Take the material and output all of it exactly.
----------------
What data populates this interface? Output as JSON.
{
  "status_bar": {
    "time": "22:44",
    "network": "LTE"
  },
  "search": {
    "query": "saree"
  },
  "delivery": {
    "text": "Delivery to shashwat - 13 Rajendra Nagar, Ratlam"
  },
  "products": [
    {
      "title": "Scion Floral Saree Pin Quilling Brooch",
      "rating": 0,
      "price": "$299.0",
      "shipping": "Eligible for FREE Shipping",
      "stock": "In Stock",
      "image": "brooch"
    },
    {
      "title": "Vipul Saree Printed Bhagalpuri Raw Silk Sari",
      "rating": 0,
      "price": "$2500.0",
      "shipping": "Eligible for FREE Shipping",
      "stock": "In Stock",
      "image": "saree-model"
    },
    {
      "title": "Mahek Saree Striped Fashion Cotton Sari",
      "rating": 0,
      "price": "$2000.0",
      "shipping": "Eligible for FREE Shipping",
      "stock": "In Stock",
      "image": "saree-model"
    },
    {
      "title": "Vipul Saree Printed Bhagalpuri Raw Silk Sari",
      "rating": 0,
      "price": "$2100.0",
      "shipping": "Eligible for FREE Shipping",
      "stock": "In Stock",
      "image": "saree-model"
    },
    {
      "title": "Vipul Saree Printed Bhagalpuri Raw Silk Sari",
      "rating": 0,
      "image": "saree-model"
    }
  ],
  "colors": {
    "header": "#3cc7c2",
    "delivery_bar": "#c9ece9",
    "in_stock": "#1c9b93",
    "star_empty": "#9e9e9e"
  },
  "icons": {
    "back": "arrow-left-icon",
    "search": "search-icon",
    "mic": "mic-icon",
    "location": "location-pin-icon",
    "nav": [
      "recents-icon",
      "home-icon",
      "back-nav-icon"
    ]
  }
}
----------------
Answer to this problem:
What data populates this interface? Output as JSON.
{
  "status_bar": {
    "time": "22:44",
    "network": "LTE"
  },
  "search": {
    "query": "saree"
  },
  "delivery": {
    "text": "Delivery to shashwat - 13 Rajendra Nagar, Ratlam"
  },
  "products": [
    {
      "title": "Scion Floral Saree Pin Quilling Brooch",
      "rating": 0,
      "price": "$299.0",
      "shipping": "Eligible for FREE Shipping",
      "stock": "In Stock",
      "image": "brooch"
    },
    {
      "title": "Vipul Saree Printed Bhagalpuri Raw Silk Sari",
      "rating": 0,
      "price": "$2500.0",
      "shipping": "Eligible for FREE Shipping",
      "stock": "In Stock",
      "image": "saree-model"
    },
    {
      "title": "Mahek Saree Striped Fashion Cotton Sari",
      "rating": 0,
      "price": "$2000.0",
      "shipping": "Eligible for FREE Shipping",
      "stock": "In Stock",
      "image": "saree-model"
    },
    {
      "title": "Vipul Saree Printed Bhagalpuri Raw Silk Sari",
      "rating": 0,
      "price": "$2100.0",
      "shipping": "Eligible for FREE Shipping",
      "stock": "In Stock",
      "image": "saree-model"
    },
    {
      "title": "Vipul Saree Printed Bhagalpuri Raw Silk Sari",
      "rating": 0,
      "image": "saree-model"
    }
  ],
  "colors": {
    "header": "#3cc7c2",
    "delivery_bar": "#c9ece9",
    "in_stock": "#1c9b93",
    "star_empty": "#9e9e9e"
  },
  "icons": {
    "back": "arrow-left-icon",
    "search": "search-icon",
    "mic": "mic-icon",
    "location": "location-pin-icon",
    "nav": [
      "recents-icon",
      "home-icon",
      "back-nav-icon"
    ]
  }
}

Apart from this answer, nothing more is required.